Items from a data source
□ □ □ □

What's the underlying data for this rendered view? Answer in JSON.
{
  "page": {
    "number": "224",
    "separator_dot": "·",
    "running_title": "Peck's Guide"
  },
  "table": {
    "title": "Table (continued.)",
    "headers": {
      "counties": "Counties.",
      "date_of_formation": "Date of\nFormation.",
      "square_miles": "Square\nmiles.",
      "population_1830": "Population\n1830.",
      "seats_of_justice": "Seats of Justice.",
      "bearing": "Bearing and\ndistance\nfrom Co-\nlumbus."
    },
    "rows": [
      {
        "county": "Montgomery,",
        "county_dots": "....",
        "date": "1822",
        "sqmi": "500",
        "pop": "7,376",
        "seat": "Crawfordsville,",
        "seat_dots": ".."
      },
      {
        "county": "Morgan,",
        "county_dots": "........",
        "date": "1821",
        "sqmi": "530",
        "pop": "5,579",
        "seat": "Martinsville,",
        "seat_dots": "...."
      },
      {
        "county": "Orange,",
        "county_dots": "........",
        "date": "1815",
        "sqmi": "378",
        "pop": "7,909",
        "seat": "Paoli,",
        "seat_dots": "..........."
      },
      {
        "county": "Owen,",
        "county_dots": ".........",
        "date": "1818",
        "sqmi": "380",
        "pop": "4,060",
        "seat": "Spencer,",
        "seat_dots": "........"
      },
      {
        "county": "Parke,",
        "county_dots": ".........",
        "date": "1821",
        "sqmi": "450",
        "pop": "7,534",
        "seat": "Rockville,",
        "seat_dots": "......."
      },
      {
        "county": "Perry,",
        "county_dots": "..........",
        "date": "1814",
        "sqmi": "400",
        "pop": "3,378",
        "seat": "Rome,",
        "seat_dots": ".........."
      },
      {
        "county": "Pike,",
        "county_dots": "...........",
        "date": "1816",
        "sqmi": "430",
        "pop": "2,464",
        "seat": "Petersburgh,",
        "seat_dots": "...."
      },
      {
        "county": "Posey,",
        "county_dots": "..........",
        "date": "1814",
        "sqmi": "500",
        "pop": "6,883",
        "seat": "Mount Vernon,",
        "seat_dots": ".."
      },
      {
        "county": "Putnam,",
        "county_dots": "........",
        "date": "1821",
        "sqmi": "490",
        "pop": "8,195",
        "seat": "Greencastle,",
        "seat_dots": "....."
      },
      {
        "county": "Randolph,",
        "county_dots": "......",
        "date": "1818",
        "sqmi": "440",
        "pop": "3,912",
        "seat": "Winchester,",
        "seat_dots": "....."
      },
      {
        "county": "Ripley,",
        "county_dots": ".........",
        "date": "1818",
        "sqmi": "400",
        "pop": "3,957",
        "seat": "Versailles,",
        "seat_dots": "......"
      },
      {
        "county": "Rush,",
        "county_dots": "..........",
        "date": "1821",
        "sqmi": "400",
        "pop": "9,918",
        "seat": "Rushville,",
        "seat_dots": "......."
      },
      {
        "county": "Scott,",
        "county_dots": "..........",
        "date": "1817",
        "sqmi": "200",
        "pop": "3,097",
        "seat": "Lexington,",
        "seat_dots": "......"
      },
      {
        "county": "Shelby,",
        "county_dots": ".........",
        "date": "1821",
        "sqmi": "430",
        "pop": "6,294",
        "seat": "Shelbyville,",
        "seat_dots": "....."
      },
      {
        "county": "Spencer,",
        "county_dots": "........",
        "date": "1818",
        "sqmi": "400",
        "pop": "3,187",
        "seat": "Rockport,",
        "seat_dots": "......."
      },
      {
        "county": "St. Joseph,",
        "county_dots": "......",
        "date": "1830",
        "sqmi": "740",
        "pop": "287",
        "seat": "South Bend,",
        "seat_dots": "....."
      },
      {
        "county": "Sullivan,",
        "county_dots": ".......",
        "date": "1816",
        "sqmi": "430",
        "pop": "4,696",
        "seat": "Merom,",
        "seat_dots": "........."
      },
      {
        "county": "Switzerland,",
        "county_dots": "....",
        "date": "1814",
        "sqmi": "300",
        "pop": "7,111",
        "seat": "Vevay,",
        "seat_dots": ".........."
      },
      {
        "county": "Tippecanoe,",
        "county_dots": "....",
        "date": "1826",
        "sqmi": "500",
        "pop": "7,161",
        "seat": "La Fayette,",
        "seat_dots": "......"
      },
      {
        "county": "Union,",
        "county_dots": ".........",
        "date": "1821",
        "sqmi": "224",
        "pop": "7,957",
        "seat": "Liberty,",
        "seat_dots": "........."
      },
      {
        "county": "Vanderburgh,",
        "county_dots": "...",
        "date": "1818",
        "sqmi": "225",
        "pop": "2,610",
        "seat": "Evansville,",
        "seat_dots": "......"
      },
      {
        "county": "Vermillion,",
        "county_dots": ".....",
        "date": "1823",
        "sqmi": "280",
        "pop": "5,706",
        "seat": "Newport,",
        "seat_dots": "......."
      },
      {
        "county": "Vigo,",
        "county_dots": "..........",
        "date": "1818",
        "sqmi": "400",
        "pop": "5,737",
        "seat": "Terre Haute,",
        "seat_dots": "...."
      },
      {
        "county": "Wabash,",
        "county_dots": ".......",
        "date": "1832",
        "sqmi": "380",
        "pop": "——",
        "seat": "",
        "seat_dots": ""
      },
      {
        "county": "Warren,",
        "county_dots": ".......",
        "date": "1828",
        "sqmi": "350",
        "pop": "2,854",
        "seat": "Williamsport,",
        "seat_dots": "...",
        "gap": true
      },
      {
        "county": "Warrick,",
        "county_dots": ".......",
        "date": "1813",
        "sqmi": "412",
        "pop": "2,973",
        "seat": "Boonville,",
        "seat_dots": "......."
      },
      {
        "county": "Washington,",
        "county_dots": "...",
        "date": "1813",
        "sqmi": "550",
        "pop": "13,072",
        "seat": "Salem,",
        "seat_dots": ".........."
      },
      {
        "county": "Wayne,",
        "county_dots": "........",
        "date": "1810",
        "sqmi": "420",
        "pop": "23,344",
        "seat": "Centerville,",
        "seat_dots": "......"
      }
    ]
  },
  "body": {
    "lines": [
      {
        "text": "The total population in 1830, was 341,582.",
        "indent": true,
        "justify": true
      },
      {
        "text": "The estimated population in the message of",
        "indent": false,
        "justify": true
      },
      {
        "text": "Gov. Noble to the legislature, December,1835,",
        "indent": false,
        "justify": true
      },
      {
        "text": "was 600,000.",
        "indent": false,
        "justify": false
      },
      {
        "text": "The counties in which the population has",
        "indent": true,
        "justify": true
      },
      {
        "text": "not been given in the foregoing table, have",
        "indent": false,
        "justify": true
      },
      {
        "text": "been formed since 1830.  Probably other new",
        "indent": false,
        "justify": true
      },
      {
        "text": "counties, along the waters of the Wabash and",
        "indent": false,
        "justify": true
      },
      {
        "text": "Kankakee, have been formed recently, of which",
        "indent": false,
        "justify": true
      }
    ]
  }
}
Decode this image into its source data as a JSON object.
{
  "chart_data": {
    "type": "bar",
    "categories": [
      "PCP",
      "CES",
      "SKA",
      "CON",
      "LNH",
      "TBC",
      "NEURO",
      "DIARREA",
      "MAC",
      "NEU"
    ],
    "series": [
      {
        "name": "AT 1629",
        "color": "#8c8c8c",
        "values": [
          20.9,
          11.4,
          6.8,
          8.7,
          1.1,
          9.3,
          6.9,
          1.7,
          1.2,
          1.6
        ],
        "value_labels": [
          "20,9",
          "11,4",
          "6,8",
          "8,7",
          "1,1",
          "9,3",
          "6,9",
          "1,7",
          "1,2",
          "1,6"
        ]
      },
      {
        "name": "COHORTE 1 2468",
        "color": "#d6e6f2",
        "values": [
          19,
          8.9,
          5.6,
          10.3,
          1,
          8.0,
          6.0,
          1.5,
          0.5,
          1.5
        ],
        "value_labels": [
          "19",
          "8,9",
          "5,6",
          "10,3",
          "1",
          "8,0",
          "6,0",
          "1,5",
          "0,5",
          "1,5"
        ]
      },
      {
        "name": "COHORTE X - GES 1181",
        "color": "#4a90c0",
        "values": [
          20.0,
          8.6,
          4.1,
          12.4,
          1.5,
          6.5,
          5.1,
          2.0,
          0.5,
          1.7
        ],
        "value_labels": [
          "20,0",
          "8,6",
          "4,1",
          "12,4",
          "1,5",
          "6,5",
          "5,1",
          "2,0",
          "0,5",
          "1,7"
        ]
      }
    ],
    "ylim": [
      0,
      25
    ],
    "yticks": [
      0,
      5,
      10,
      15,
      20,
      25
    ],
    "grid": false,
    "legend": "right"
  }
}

□ □ □ □

Direction:
Search the data above for the word "text", then gather each line in which it appears.

Answer to the task:
        "text": "The total population in 1830, was 341,582.",
        "text": "The estimated population in the message of",
        "text": "Gov. Noble to the legislature, December,1835,",
        "text": "was 600,000.",
        "text": "The counties in which the population has",
        "text": "not been given in the foregoing table, have",
        "text": "been formed since 1830.  Probably other new",
        "text": "counties, along the waters of the Wabash and",
        "text": "Kankakee, have been formed recently, of which",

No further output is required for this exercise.